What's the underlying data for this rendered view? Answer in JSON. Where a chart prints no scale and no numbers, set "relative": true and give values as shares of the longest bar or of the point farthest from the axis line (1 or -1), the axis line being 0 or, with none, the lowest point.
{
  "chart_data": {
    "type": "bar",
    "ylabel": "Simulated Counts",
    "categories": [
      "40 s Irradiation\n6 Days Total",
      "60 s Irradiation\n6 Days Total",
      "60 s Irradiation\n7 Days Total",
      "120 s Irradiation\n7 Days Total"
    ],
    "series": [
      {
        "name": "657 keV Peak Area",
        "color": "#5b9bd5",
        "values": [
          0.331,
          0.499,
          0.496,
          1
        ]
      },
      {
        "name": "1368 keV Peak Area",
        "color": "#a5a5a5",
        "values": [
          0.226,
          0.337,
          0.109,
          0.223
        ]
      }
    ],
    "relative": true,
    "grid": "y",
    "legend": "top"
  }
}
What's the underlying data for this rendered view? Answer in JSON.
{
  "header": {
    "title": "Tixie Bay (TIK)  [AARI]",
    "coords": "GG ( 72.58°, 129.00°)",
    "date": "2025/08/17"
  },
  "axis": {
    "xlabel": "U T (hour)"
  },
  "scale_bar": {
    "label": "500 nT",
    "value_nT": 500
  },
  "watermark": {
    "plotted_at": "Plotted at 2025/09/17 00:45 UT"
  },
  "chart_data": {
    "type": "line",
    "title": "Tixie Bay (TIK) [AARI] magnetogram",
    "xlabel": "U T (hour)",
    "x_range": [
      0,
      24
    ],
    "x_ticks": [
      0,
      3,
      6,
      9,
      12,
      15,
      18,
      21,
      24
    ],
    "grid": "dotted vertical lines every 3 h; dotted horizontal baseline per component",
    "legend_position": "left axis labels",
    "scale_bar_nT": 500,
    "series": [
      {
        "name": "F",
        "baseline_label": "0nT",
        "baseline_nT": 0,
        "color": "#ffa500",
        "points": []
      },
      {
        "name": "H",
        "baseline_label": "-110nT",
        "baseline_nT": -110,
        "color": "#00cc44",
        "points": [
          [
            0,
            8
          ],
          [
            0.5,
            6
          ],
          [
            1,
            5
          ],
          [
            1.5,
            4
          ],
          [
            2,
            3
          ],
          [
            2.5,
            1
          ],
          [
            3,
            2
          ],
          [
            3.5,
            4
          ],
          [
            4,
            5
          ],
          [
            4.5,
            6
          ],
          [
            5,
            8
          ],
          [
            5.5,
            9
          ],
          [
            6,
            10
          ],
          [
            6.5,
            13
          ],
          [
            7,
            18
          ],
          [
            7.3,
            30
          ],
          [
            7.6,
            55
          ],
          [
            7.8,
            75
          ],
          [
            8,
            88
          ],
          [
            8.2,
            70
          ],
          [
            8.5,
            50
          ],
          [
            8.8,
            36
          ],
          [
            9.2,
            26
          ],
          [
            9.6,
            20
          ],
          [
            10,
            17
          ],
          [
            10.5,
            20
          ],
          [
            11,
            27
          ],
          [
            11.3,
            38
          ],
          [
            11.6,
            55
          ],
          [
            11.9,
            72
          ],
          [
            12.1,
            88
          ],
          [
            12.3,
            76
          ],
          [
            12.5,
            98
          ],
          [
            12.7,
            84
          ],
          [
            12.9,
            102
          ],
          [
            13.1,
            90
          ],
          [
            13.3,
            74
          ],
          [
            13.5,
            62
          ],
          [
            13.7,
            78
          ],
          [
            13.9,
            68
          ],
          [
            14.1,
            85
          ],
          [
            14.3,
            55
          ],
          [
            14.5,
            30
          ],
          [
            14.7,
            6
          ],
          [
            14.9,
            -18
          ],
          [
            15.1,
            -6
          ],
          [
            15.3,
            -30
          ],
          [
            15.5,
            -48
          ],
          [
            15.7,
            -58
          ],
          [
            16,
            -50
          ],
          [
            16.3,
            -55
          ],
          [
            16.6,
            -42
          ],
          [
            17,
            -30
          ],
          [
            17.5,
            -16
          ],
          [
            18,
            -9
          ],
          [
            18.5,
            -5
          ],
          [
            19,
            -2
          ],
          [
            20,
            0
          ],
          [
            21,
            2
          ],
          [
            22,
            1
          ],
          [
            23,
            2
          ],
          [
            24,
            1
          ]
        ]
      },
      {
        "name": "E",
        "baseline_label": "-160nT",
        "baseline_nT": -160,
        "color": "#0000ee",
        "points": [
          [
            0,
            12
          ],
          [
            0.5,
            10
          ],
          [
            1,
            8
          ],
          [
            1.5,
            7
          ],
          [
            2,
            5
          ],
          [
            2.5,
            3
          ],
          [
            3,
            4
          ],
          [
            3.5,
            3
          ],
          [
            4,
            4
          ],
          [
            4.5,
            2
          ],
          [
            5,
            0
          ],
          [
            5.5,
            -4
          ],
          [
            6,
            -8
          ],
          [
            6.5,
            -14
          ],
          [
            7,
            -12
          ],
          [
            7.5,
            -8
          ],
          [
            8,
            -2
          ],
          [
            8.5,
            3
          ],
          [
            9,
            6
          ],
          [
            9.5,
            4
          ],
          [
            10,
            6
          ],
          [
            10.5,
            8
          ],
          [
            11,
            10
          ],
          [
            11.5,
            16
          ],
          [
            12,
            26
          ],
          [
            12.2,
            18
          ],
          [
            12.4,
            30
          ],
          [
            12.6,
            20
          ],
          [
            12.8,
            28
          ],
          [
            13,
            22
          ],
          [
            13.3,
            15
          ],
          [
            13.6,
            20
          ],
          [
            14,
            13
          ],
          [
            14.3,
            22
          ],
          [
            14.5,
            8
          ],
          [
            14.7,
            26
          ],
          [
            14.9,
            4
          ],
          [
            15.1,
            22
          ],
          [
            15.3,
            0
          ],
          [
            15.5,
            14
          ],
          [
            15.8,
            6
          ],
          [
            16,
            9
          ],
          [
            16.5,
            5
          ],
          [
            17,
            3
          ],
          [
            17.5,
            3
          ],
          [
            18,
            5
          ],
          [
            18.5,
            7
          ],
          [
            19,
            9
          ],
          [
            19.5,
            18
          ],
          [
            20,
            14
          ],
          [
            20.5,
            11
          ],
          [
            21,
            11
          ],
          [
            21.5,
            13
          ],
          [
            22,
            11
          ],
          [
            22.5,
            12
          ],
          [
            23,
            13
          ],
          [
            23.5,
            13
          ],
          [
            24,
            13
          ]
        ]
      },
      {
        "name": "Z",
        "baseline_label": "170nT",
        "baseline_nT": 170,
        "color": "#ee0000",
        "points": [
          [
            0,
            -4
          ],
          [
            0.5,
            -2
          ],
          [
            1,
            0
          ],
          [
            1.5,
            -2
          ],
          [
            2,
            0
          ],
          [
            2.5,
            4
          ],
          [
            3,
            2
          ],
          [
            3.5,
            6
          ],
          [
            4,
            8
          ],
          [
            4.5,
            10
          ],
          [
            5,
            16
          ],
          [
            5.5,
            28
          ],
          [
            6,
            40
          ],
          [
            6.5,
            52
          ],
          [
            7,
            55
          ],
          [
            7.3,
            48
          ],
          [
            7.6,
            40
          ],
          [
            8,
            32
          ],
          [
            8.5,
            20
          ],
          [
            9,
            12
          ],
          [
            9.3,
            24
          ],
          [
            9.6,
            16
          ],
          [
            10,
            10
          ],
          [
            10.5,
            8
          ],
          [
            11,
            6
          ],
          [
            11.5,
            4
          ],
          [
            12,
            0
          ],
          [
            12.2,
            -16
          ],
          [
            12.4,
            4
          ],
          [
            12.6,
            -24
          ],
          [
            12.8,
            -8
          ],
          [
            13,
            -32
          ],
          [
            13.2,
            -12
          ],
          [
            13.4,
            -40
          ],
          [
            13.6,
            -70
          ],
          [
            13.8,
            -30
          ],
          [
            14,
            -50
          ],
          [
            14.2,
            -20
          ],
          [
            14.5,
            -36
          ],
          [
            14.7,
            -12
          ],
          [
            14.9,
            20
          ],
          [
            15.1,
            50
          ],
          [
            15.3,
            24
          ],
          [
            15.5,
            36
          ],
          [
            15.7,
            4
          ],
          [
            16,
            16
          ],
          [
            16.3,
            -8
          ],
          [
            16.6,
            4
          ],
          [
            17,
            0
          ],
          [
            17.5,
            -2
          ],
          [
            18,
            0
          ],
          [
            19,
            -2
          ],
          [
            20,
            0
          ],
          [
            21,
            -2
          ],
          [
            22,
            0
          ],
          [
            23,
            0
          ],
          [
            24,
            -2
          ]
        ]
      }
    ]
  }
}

Task description:
For each line of the listing that holds the word "underlying", show that line.

Exercise solution:
What's the underlying data for this rendered view? Answer in JSON. Where a chart prints no scale and no numbers, set "relative": true and give values as shares of the longest bar or of the point farthest from the axis line (1 or -1), the axis line being 0 or, with none, the lowest point.
What's the underlying data for this rendered view? Answer in JSON.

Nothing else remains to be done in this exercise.